WRITTEN PROBLEM: Write out the entries again exactly as they are given.

DATASET EXTRACT:
+++++

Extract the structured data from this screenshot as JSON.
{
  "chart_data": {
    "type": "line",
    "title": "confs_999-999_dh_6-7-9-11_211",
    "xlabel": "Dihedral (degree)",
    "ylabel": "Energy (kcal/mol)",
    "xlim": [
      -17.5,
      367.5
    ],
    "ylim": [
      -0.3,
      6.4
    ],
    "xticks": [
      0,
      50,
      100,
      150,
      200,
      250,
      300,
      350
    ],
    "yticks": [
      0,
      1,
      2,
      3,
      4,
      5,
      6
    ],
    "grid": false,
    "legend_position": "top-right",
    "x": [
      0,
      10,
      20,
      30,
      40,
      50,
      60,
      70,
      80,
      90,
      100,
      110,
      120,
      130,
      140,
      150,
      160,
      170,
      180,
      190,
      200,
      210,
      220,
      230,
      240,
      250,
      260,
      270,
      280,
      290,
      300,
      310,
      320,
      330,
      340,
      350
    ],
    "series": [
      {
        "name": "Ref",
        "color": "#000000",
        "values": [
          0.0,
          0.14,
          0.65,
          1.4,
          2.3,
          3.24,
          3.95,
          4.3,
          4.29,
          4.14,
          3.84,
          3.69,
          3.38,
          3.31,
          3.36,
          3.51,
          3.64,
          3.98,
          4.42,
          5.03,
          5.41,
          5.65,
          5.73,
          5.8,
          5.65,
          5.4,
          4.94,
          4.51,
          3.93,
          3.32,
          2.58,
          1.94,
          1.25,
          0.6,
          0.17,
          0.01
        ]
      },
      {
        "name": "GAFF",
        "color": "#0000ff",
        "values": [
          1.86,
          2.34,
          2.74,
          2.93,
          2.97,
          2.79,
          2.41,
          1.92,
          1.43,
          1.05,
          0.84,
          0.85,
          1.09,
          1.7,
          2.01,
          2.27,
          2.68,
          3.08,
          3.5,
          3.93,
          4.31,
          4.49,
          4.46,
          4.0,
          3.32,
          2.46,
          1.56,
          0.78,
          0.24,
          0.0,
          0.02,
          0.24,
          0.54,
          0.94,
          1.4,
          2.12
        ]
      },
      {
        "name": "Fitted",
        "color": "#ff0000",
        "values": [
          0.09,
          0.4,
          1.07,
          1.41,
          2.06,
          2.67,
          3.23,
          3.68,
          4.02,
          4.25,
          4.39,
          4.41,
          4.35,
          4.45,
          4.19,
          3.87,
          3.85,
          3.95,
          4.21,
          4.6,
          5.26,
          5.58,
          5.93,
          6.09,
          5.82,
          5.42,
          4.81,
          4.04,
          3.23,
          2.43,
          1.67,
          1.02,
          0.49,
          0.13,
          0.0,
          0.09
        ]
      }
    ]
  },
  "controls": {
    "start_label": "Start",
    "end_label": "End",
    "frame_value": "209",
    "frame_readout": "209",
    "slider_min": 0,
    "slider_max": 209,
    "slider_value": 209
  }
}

+++++

EXERCISE RESULT:
Extract the structured data from this screenshot as JSON.
{
  "chart_data": {
    "type": "line",
    "title": "confs_999-999_dh_6-7-9-11_211",
    "xlabel": "Dihedral (degree)",
    "ylabel": "Energy (kcal/mol)",
    "xlim": [
      -17.5,
      367.5
    ],
    "ylim": [
      -0.3,
      6.4
    ],
    "xticks": [
      0,
      50,
      100,
      150,
      200,
      250,
      300,
      350
    ],
    "yticks": [
      0,
      1,
      2,
      3,
      4,
      5,
      6
    ],
    "grid": false,
    "legend_position": "top-right",
    "x": [
      0,
      10,
      20,
      30,
      40,
      50,
      60,
      70,
      80,
      90,
      100,
      110,
      120,
      130,
      140,
      150,
      160,
      170,
      180,
      190,
      200,
      210,
      220,
      230,
      240,
      250,
      260,
      270,
      280,
      290,
      300,
      310,
      320,
      330,
      340,
      350
    ],
    "series": [
      {
        "name": "Ref",
        "color": "#000000",
        "values": [
          0.0,
          0.14,
          0.65,
          1.4,
          2.3,
          3.24,
          3.95,
          4.3,
          4.29,
          4.14,
          3.84,
          3.69,
          3.38,
          3.31,
          3.36,
          3.51,
          3.64,
          3.98,
          4.42,
          5.03,
          5.41,
          5.65,
          5.73,
          5.8,
          5.65,
          5.4,
          4.94,
          4.51,
          3.93,
          3.32,
          2.58,
          1.94,
          1.25,
          0.6,
          0.17,
          0.01
        ]
      },
      {
        "name": "GAFF",
        "color": "#0000ff",
        "values": [
          1.86,
          2.34,
          2.74,
          2.93,
          2.97,
          2.79,
          2.41,
          1.92,
          1.43,
          1.05,
          0.84,
          0.85,
          1.09,
          1.7,
          2.01,
          2.27,
          2.68,
          3.08,
          3.5,
          3.93,
          4.31,
          4.49,
          4.46,
          4.0,
          3.32,
          2.46,
          1.56,
          0.78,
          0.24,
          0.0,
          0.02,
          0.24,
          0.54,
          0.94,
          1.4,
          2.12
        ]
      },
      {
        "name": "Fitted",
        "color": "#ff0000",
        "values": [
          0.09,
          0.4,
          1.07,
          1.41,
          2.06,
          2.67,
          3.23,
          3.68,
          4.02,
          4.25,
          4.39,
          4.41,
          4.35,
          4.45,
          4.19,
          3.87,
          3.85,
          3.95,
          4.21,
          4.6,
          5.26,
          5.58,
          5.93,
          6.09,
          5.82,
          5.42,
          4.81,
          4.04,
          3.23,
          2.43,
          1.67,
          1.02,
          0.49,
          0.13,
          0.0,
          0.09
        ]
      }
    ]
  },
  "controls": {
    "start_label": "Start",
    "end_label": "End",
    "frame_value": "209",
    "frame_readout": "209",
    "slider_min": 0,
    "slider_max": 209,
    "slider_value": 209
  }
}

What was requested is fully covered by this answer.